[Data entries]

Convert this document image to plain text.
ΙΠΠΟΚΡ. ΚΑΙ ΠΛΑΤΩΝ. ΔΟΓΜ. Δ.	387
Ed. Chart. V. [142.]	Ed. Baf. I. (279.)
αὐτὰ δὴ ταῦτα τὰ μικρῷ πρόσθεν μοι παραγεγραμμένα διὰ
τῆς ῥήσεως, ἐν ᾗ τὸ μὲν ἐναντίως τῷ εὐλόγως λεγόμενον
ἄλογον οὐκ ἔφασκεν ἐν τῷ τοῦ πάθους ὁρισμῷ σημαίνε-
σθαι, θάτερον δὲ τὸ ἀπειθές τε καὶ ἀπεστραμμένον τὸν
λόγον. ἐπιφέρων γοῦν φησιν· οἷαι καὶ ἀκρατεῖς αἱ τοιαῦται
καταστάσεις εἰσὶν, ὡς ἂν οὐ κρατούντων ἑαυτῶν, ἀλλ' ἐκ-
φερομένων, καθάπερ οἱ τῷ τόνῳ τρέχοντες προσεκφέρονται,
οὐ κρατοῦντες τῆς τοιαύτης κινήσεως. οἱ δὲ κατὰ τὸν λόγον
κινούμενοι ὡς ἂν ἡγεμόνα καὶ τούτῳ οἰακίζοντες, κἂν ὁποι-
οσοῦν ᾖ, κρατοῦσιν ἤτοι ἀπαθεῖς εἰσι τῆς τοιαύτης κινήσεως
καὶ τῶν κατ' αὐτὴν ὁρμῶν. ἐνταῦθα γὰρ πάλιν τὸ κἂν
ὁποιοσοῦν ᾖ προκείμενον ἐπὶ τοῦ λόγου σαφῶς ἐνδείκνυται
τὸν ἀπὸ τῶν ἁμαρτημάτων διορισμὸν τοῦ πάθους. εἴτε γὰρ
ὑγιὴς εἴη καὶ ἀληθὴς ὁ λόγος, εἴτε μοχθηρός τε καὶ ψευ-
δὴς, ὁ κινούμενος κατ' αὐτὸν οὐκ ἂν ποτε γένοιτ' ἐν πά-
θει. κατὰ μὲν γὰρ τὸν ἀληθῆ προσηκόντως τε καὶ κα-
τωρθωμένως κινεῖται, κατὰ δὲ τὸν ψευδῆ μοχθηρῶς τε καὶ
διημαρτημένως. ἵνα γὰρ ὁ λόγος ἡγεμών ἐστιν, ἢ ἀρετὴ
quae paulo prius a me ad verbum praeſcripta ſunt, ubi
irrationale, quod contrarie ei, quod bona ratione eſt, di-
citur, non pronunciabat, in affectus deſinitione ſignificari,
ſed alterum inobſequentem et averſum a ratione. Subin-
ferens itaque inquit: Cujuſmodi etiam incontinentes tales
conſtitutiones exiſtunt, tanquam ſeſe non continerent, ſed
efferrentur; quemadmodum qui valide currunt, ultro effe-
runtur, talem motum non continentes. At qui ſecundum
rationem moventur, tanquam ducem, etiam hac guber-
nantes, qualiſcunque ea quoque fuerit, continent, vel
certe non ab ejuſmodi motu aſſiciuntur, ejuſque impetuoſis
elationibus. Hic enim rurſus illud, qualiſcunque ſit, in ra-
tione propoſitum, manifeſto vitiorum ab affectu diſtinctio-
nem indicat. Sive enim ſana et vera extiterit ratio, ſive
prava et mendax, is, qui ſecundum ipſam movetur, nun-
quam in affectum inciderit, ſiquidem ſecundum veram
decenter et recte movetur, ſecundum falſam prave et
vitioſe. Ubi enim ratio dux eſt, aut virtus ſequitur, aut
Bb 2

SET TASK
Determine the number of lines in the entries above where the string "qualiſcunque" appears. Answer with the number alone.

TASK ANSWER
2